## Directions for this task
Every line below that contains "frequency" is to be copied.

[Figure content listings]

◇ ◇ ◇ ◇ ◇ ◇ ◇

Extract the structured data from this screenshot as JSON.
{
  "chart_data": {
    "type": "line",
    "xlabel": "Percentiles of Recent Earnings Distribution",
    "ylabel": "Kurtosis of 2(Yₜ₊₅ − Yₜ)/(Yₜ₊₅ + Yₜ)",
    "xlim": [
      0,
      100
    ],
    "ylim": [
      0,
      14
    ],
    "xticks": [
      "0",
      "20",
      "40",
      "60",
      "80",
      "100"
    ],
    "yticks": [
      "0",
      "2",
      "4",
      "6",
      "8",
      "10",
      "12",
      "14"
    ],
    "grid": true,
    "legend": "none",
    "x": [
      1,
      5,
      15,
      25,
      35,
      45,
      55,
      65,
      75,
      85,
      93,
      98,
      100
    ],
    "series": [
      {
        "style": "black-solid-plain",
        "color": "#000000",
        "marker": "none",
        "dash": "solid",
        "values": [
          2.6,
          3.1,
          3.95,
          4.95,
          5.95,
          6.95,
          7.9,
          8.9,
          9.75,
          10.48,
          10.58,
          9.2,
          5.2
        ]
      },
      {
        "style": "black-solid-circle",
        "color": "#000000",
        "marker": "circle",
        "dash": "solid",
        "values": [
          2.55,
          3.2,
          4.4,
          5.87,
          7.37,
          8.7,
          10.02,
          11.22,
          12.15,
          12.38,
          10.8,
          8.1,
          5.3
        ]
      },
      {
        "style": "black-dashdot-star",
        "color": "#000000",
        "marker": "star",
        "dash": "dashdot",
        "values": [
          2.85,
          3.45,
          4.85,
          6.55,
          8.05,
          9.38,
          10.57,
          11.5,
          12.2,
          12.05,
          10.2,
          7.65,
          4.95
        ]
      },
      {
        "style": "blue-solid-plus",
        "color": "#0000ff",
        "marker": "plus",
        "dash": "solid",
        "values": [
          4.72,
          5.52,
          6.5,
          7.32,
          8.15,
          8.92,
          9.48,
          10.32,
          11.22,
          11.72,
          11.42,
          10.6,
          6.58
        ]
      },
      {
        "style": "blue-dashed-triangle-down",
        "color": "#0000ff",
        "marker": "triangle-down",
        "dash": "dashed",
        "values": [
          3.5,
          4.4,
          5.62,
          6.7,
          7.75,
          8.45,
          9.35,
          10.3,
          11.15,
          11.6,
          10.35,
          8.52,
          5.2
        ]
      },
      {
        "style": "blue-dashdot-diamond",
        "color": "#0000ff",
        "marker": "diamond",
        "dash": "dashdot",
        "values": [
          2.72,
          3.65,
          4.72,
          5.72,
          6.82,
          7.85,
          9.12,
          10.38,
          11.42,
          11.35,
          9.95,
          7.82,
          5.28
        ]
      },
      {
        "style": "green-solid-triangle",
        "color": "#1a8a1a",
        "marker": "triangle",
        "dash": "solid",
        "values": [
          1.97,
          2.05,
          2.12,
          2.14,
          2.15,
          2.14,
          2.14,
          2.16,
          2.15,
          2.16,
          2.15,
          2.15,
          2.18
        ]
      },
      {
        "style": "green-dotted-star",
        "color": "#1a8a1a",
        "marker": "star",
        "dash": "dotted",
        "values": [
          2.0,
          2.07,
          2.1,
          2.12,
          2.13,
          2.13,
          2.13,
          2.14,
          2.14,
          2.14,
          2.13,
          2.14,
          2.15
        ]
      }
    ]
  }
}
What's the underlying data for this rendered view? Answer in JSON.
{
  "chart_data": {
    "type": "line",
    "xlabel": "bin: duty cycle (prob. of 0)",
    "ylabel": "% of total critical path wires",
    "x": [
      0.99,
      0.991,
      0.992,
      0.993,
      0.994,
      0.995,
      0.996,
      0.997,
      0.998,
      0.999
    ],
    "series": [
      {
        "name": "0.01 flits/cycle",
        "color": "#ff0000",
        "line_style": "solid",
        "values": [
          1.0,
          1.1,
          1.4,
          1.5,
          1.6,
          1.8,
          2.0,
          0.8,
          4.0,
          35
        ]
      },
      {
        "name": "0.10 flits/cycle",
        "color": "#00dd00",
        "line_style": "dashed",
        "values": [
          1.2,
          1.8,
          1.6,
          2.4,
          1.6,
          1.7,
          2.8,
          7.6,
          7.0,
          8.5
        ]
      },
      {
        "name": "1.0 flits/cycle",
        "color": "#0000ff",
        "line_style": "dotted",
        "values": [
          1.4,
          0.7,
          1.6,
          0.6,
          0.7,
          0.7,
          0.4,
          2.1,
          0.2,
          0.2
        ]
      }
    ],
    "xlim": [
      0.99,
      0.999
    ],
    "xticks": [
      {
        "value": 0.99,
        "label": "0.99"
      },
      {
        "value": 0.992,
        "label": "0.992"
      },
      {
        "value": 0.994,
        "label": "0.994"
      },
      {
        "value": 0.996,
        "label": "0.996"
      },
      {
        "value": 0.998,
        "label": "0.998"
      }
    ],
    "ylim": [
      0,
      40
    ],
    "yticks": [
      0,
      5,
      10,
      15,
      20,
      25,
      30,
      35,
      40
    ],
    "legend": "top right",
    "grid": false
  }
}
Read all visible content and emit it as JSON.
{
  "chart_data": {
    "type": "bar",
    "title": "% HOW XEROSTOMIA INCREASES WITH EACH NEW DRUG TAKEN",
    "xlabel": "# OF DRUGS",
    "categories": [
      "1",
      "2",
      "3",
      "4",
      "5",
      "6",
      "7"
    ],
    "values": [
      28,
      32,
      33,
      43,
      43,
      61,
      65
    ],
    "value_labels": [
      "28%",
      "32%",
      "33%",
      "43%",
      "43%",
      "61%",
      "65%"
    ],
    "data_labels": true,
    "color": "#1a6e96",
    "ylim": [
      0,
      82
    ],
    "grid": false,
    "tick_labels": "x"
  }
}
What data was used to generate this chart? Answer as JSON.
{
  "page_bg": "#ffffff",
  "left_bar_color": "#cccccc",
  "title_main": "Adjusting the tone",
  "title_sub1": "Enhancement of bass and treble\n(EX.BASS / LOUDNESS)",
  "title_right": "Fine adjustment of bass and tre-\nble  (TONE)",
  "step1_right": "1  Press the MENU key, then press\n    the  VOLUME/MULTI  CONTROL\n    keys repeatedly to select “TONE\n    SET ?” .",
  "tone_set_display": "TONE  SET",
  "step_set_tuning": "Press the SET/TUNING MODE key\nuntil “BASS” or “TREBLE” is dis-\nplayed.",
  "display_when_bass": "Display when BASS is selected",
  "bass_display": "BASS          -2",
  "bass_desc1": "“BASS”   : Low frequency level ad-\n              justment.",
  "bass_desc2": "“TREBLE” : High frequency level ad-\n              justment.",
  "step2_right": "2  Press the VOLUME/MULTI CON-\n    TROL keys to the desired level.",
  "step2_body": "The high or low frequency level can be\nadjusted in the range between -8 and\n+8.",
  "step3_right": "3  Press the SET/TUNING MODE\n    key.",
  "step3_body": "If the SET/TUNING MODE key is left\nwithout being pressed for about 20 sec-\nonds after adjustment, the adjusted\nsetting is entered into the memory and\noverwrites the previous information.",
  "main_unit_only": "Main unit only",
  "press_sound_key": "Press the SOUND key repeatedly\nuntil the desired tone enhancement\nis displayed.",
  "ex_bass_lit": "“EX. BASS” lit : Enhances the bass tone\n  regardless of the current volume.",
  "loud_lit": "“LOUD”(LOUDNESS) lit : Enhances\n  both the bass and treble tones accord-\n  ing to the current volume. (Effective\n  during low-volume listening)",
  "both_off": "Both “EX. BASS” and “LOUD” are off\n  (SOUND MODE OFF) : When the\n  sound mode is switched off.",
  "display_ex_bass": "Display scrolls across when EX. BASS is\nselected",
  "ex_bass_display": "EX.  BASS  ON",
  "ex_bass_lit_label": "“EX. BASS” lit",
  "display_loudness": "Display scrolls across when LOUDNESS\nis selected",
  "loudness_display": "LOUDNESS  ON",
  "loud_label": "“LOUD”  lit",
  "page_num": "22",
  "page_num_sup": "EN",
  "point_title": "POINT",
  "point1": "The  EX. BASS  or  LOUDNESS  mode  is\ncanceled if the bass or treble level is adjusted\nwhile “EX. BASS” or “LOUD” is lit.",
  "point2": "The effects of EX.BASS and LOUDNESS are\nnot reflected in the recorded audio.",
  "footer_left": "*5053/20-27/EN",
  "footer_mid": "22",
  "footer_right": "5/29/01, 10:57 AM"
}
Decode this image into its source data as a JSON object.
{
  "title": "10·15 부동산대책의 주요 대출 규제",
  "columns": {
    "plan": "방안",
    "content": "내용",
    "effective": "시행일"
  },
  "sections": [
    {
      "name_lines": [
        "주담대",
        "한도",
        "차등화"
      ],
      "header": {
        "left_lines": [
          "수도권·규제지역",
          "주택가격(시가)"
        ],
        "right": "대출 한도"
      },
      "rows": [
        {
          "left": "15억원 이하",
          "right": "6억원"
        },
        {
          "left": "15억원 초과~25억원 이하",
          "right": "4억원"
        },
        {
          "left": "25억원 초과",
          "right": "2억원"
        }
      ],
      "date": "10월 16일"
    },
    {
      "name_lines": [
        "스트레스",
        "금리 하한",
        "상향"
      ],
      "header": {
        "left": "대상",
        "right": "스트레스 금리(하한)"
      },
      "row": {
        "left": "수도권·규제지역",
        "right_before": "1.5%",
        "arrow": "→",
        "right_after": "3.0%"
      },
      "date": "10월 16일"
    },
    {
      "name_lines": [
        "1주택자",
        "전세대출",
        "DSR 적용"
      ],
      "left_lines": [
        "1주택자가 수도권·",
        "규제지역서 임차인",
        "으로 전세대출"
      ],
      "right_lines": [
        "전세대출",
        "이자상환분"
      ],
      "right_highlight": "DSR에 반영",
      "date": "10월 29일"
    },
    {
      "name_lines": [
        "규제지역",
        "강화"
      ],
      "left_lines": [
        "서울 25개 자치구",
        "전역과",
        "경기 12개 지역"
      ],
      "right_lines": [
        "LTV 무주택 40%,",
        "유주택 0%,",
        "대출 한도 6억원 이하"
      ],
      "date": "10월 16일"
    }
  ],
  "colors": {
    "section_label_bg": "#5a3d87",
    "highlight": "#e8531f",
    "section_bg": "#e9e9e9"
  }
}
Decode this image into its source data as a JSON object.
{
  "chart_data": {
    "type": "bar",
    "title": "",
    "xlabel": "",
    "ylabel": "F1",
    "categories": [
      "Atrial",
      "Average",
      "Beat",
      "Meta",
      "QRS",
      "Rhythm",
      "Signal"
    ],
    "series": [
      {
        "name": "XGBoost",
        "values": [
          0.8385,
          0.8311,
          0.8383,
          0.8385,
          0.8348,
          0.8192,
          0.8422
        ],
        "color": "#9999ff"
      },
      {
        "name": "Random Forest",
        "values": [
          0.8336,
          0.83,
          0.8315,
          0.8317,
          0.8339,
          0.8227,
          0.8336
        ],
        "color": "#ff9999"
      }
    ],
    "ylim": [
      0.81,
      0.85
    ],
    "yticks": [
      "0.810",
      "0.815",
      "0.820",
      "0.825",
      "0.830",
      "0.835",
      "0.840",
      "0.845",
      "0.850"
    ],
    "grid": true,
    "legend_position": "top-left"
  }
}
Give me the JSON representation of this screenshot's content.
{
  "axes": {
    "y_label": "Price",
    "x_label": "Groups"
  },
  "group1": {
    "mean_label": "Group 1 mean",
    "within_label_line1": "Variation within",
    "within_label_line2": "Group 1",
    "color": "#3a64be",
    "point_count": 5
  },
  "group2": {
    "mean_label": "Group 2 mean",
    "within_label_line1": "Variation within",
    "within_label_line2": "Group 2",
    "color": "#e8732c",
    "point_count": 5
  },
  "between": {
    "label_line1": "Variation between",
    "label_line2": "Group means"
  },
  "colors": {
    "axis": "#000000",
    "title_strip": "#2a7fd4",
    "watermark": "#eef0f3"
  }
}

◇ ◇ ◇ ◇ ◇ ◇ ◇

## Written solution
  "bass_desc1": "“BASS”   : Low frequency level ad-\n              justment.",
  "bass_desc2": "“TREBLE” : High frequency level ad-\n              justment.",
  "step2_body": "The high or low frequency level can be\nadjusted in the range between -8 and\n+8.",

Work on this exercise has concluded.